Find all the lines with "товару" and gather them.
»»
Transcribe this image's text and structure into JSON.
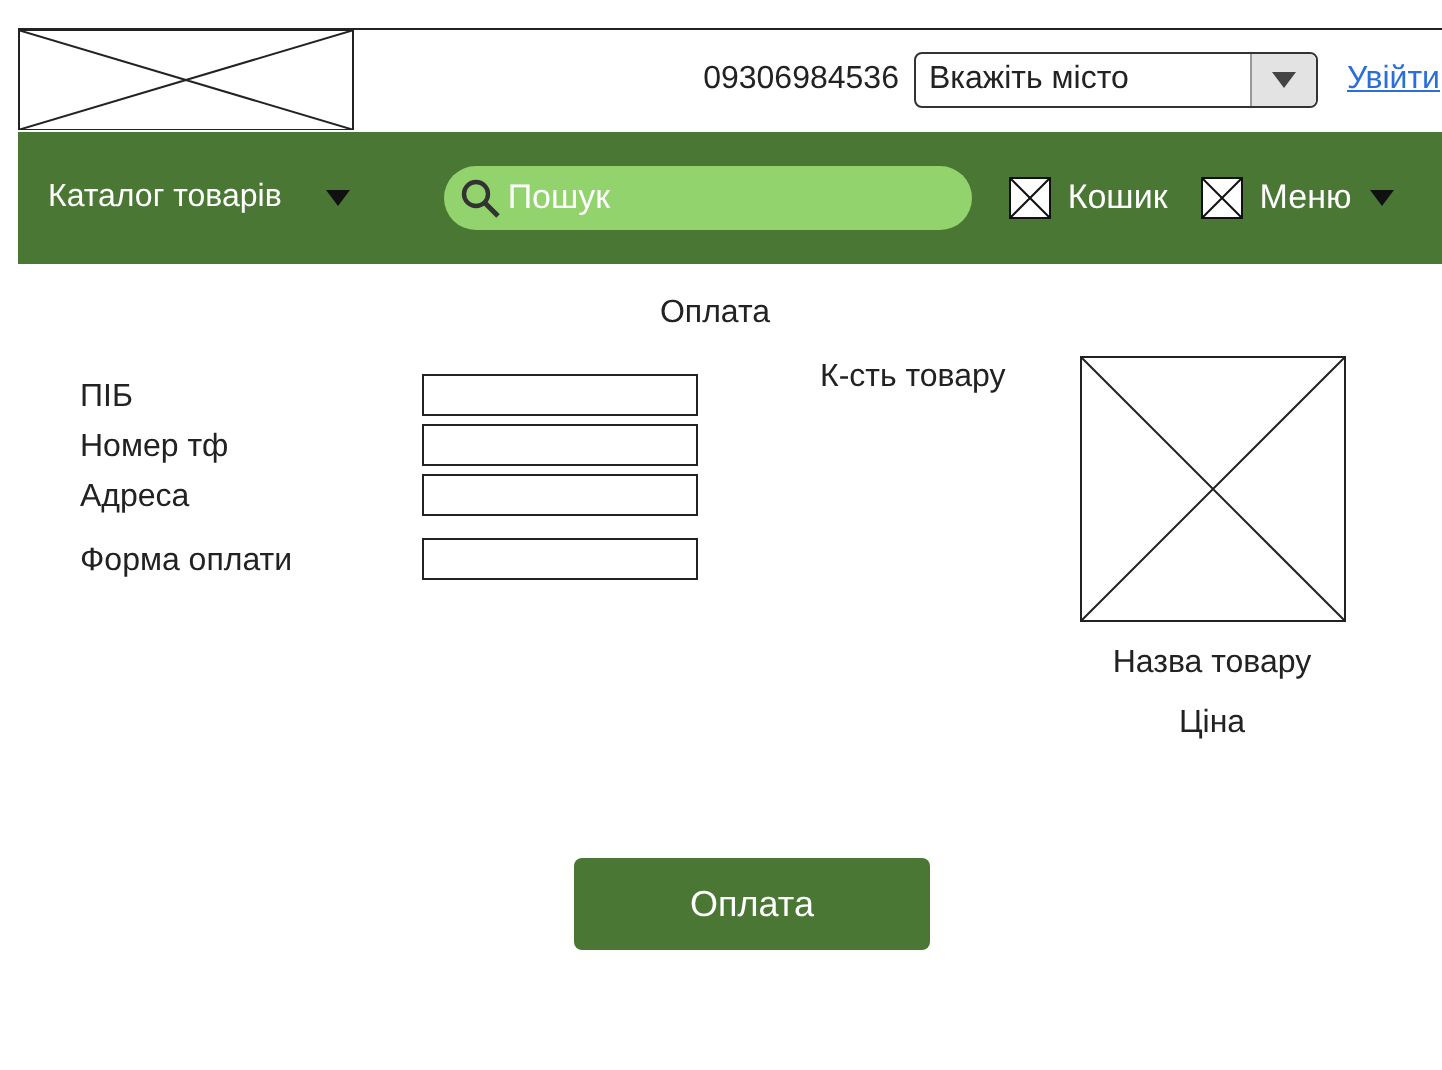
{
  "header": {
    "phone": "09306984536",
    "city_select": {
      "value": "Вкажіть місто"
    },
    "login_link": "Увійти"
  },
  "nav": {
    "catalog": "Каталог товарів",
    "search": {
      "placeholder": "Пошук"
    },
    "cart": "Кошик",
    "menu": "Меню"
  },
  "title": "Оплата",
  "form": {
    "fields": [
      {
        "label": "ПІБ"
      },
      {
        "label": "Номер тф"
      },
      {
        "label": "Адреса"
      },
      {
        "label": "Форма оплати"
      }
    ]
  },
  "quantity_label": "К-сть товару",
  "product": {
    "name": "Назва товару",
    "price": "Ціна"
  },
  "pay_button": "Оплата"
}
««
»»
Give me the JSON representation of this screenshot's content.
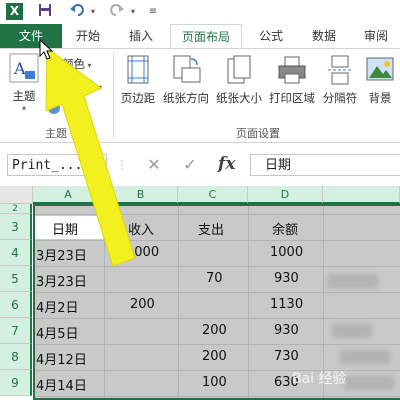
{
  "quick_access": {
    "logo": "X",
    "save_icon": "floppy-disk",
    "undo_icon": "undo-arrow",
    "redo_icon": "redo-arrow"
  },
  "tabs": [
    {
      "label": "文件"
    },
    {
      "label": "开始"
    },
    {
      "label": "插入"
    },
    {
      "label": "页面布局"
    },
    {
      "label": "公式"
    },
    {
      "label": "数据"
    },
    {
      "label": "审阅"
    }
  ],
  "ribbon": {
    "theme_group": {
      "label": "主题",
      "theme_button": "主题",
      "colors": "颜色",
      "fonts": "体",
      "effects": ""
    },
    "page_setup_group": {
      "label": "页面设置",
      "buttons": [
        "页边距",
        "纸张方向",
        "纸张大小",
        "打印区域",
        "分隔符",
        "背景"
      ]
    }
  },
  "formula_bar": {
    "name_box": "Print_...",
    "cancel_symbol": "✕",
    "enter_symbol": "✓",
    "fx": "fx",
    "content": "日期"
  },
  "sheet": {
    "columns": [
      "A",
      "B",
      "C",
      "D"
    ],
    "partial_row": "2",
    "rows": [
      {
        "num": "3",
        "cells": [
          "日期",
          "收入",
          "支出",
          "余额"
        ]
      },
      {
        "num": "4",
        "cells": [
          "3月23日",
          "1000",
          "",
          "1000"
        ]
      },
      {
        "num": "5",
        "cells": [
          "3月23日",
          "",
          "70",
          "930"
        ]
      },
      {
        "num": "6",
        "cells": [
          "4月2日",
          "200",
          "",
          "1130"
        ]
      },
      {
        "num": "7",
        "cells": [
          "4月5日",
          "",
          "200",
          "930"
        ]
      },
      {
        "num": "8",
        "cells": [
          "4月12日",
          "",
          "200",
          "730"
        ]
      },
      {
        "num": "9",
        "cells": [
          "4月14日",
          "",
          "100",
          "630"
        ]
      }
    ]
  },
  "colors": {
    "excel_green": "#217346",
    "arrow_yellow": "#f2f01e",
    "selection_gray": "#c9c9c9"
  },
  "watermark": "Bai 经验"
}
««
## The response
  "quantity_label": "К-сть товару",
    "name": "Назва товару",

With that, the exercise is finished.